**Problem set**:
1/ For each statement below, answer yes or no to say whether it agrees with the blog post on genes and character, and quote the words of the post that decide it. (a) The heritability of obesity is put somewhere between 50 and 80 percent. (b) Observers watched the listener with the sound on. (c) The experiment filmed 32 couples.
2/ In the blog post on genes and character, rewrite the stretch from "Scientists at Oregon" through "observers, were filmed.", replacing "filmed" with "videotaped".
3/ Continue the blog post on genes and character from the point where it ends.

**Reading text**:
Archive for November 2011

 
 

Lazy people, nice people, crazy people, happy people.

Here’s a question.  When we describe people using the adjectives in the title of this post, are we describing the way they are, or they way they behave?  We have deeply ambivalent views in this area, which on close examination are probably incoherent.  Much of our social interaction is based on shared myths, which shrivel under the bright light of scientific scrutiny.  Even the language we use is subtly inconsistent with the scientific method.  For instance, consider one of society’s monsters, say a Hitler, Mao, or Osama.  Suppose someone says “I know how he felt when he committed his crimes.”  Most people would take that as condoning the crimes, even though from a scientific perspective there’s no logical connection between knowing why a person acted a certain way, and condoning their behavior.

I was reading a book about genetic engineering called “Babies by Design,” and was struck when Ronald Green claimed:

Research shows that obesity is consistently attributed to laziness and a lack of self-discipline.

In reality, the truth may be just the opposite.  Studies of identical twins reared together or apart indicate that much obesity may be caused by hereditary factors.  In technical terms, the heritability of obesity, the percentage of observed variation among people that is attributed to genes, is very high, somewhere between 50 and 80 percent.

[Before continuing, a disclaimer so that I am not misunderstood.  I have good genes for being thin.  If I didn’t I assume I’d be fat, as I don’t have much self-control.  So the following should not be viewed as criticism of fat people.]

Do you see the problem with Green’s assertion?  He asks us to believe that just because obesity is 80% genetic, it can’t also be 80% due to laziness.  But why?  What are those two hypotheses viewed as mutually exclusive?  Is it because genetic characteristics are viewed as “not one’s fault,” whereas laziness is viewed as a character flaw?  But why shouldn’t character flaws be genetic?

A new study has found a “kindness gene.”  It seems that some people are born kind and some are born “bad to the bone.”

People with a certain gene trait are known to be more kind and caring than people without it, and strangers can quickly tell the difference, according to US research published on Monday.

The variation is linked to the body’s receptor gene of oxytocin, sometimes called the “love hormone” because it often manifests during sex and promotes bonding, empathy and other social behaviors.

Scientists at Oregon State University devised an experiment in which 23 couples, whose genotypes were known to researchers but not observers, were filmed.

One member of the couple was asked to tell the other about a time of suffering in his or her life. Observers were asked to watch the listener for 20 seconds, with the sound turned off.

In most cases, the observers were able to tell which of the listeners had the “kindness gene” and which ones did not, said the findings in the Proceedings of the National Academy of Sciences edition of November 14.

Should we no longer praise people for being kind?  No, we should praise them, but if we were to use Green’s logic then meanness would no longer be viewed as the person’s fault, because we’ve discovered that it’s genetic.

[Records in a dataset]
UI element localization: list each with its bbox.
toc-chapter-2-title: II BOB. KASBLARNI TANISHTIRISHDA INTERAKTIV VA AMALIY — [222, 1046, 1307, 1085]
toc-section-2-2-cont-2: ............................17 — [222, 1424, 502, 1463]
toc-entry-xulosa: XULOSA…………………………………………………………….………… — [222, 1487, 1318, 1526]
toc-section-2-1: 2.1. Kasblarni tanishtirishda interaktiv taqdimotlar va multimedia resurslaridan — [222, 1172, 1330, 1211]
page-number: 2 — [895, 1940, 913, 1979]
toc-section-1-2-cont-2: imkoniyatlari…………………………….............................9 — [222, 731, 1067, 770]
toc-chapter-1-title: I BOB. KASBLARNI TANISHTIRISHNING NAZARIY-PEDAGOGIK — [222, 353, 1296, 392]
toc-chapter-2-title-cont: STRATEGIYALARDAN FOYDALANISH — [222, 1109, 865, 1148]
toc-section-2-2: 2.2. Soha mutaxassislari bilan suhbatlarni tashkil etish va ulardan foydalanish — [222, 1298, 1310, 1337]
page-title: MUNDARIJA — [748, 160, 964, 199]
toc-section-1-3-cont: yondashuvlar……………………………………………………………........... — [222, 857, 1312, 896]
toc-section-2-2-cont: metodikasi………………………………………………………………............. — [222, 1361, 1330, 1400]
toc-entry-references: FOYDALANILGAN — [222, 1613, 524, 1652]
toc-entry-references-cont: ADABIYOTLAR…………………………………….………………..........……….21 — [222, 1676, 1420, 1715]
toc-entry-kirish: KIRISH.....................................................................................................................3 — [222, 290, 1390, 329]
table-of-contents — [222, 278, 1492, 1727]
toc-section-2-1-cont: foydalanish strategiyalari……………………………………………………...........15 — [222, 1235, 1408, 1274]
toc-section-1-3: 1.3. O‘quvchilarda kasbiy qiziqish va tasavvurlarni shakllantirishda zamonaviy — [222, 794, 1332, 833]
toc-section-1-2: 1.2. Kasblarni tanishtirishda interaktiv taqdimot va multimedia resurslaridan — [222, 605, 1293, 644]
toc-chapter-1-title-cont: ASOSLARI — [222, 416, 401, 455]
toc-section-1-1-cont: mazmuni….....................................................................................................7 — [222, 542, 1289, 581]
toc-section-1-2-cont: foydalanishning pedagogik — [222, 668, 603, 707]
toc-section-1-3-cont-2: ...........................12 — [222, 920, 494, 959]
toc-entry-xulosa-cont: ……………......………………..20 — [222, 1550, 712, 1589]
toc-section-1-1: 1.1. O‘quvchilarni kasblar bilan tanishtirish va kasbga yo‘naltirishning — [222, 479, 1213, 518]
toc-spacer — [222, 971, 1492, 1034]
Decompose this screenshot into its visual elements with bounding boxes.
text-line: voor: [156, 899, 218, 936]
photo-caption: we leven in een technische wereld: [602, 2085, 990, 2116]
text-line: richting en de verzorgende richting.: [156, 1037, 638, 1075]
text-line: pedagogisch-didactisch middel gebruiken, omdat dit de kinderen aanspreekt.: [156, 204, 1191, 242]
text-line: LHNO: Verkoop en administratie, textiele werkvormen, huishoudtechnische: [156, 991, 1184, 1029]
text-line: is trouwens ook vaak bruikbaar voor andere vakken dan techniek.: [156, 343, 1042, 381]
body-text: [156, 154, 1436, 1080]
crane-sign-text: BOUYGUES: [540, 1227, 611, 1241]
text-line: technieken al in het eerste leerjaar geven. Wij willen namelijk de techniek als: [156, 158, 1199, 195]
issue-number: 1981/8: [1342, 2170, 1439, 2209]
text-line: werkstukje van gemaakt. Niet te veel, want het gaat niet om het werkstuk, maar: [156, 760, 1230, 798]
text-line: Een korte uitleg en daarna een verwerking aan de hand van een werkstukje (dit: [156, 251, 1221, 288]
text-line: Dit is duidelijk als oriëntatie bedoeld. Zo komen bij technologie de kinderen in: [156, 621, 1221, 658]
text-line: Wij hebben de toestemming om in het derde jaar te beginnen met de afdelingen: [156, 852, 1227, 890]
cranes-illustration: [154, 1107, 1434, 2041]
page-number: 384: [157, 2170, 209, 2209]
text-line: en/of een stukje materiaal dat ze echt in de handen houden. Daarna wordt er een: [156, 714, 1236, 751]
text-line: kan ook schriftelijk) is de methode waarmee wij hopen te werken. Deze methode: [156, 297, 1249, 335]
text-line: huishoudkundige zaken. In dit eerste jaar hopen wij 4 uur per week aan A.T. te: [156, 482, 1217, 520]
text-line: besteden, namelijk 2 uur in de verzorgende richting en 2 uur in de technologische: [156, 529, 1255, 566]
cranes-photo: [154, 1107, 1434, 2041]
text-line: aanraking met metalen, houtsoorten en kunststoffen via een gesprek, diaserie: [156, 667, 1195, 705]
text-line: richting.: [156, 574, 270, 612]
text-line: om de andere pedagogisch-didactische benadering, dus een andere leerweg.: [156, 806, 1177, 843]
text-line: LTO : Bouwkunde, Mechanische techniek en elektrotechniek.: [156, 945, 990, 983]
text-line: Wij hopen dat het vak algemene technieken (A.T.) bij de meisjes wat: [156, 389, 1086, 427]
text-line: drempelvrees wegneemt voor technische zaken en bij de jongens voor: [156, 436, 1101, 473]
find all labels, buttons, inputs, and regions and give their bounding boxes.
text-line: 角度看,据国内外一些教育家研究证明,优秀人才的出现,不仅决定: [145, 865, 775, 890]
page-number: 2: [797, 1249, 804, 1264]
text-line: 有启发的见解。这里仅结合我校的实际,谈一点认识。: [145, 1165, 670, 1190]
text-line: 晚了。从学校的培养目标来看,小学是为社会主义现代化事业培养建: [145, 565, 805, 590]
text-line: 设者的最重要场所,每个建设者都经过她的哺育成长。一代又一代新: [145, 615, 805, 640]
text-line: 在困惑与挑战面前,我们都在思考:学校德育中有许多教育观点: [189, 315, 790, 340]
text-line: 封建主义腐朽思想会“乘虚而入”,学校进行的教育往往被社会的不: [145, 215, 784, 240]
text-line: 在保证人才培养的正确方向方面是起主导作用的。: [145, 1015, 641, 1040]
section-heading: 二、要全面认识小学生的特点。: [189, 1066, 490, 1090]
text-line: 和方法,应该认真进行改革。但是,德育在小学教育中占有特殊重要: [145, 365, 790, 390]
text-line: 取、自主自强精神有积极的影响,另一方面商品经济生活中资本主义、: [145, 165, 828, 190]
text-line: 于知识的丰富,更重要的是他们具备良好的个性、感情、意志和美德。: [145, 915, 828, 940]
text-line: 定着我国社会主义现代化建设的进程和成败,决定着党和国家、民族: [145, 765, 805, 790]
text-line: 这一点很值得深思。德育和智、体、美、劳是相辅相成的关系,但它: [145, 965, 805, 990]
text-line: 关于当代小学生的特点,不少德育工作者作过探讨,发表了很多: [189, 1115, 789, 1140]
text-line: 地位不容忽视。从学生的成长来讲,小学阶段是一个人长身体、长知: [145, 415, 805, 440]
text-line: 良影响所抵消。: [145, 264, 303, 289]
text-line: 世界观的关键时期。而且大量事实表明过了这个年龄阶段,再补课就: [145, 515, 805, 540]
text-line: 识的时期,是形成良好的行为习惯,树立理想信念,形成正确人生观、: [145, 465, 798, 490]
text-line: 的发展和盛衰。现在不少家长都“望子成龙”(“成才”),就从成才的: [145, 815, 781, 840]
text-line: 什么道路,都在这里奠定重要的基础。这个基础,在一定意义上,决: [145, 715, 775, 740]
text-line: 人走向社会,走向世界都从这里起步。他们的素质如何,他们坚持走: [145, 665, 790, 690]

**Responses**:
1/
(a) Yes: "somewhere between 50 and 80 percent"
(b) No: "with the sound turned off"
(c) No: "in which 23 couples"

2/
Scientists at Oregon State University devised an experiment in which 23 couples, whose genotypes were known to researchers but not observers, were videotaped.

3/
And happiness is also genetic, according to an article in The Economist:

Serotonin is involved in mood regulation. Serotonin transporters are crucial to this job. The serotonin-transporter gene comes in two functional variants””long and short. The long one produces more transporter-protein molecules than the short one. People have two versions (known as alleles) of each gene, one from each parent. So some have two short alleles, some have two long ones, and the rest have one of each.

The adolescents in Dr De Neve’s study were asked to grade themselves from very satisfied to very dissatisfied. Dr De Neve found that those with one long allele were 8% more likely than those with none to describe themselves as very satisfied; those with two long alleles were 17% more likely.

That’s already pretty disturbing, but then consider the following:

Which is interesting. Where the story could become controversial is when the ethnic origins of the volunteers are taken into account. All were Americans, but they were asked to classify themselves by race as well. On average, the Asian Americans in the sample had 0.69 long genes, the black Americans had 1.47 and the white Americans had 1.12.

That result sits comfortably with other studies showing that, on average, Asian countries report lower levels of happiness than their GDP per head would suggest. African countries, however, are all over the place, happinesswise. But that is not surprising, either. Africa is the most genetically diverse continent, because that is where humanity evolved (Asians, Europeans, Aboriginal Australians and Amerindians are all descended from a few adventurers who left Africa about 60,000 years ago). Black Americans, mostly the descendants of slaves carried away from a few places in west Africa, cannot possibly be representative of the whole continent.

Note how the alleged racial gaps in happiness are inversely correlated with average income in America.  Proof God is a utilitarian?

Seriously, if society insists on continuing to probe ever more deeply into human genetics, I think we need a whole new language for discussing ethical issues.  My suggestion is that scientists give up on all the comforting notions of “just deserts.”  Yes, proof that X% of behavior in genetic still allows for 100-x% to be environment.  But environment is also not the villain’s fault.

In my view the right way to handle all this is to ignore the question of whether anything is really a person’s fault, and consider the related question of whether certain behavior is changed by external incentives (including telling them that it is their fault.)  I don’t have any problem with obese or unhappy people, but I don’t like mean people.  So as long as there is evidence that mean people can be deterred from meanness by sanctions, I’ll continue to give them a hard time.  And no amount of genetic research will change my behavior in that regard.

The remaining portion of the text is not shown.